Go through the data below and copy it exactly, skipping every picture.
## START THE DATA
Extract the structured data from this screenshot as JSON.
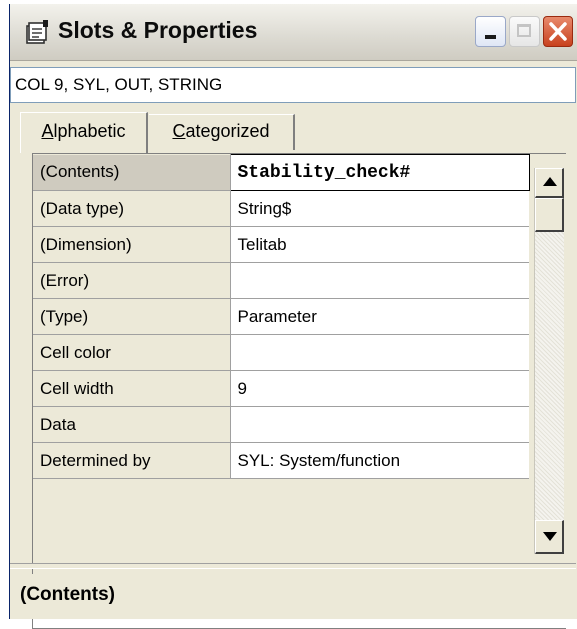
{
  "window": {
    "title": "Slots & Properties",
    "icon": "properties-sheet-icon",
    "buttons": {
      "minimize": "minimize-button",
      "maximize": "maximize-button",
      "close": "close-button"
    }
  },
  "object_selector": {
    "value": "COL 9, SYL, OUT, STRING"
  },
  "tabs": [
    {
      "label": "Alphabetic",
      "active": true
    },
    {
      "label": "Categorized",
      "active": false
    }
  ],
  "properties": [
    {
      "name": "(Contents)",
      "value": "Stability_check#",
      "selected": true
    },
    {
      "name": "(Data type)",
      "value": "String$"
    },
    {
      "name": "(Dimension)",
      "value": "Telitab"
    },
    {
      "name": "(Error)",
      "value": ""
    },
    {
      "name": "(Type)",
      "value": "Parameter"
    },
    {
      "name": "Cell color",
      "value": ""
    },
    {
      "name": "Cell width",
      "value": "9"
    },
    {
      "name": "Data",
      "value": ""
    },
    {
      "name": "Determined by",
      "value": "SYL: System/function"
    }
  ],
  "description": {
    "title": "(Contents)"
  },
  "colors": {
    "chrome": "#ece9d8",
    "close_button": "#c8411e",
    "grid_line": "#a0a0a0"
  }
}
## END THE DATA
### CORRECT OUTPUT
Extract the structured data from this screenshot as JSON.
{
  "window": {
    "title": "Slots & Properties",
    "icon": "properties-sheet-icon",
    "buttons": {
      "minimize": "minimize-button",
      "maximize": "maximize-button",
      "close": "close-button"
    }
  },
  "object_selector": {
    "value": "COL 9, SYL, OUT, STRING"
  },
  "tabs": [
    {
      "label": "Alphabetic",
      "active": true
    },
    {
      "label": "Categorized",
      "active": false
    }
  ],
  "properties": [
    {
      "name": "(Contents)",
      "value": "Stability_check#",
      "selected": true
    },
    {
      "name": "(Data type)",
      "value": "String$"
    },
    {
      "name": "(Dimension)",
      "value": "Telitab"
    },
    {
      "name": "(Error)",
      "value": ""
    },
    {
      "name": "(Type)",
      "value": "Parameter"
    },
    {
      "name": "Cell color",
      "value": ""
    },
    {
      "name": "Cell width",
      "value": "9"
    },
    {
      "name": "Data",
      "value": ""
    },
    {
      "name": "Determined by",
      "value": "SYL: System/function"
    }
  ],
  "description": {
    "title": "(Contents)"
  },
  "colors": {
    "chrome": "#ece9d8",
    "close_button": "#c8411e",
    "grid_line": "#a0a0a0"
  }
}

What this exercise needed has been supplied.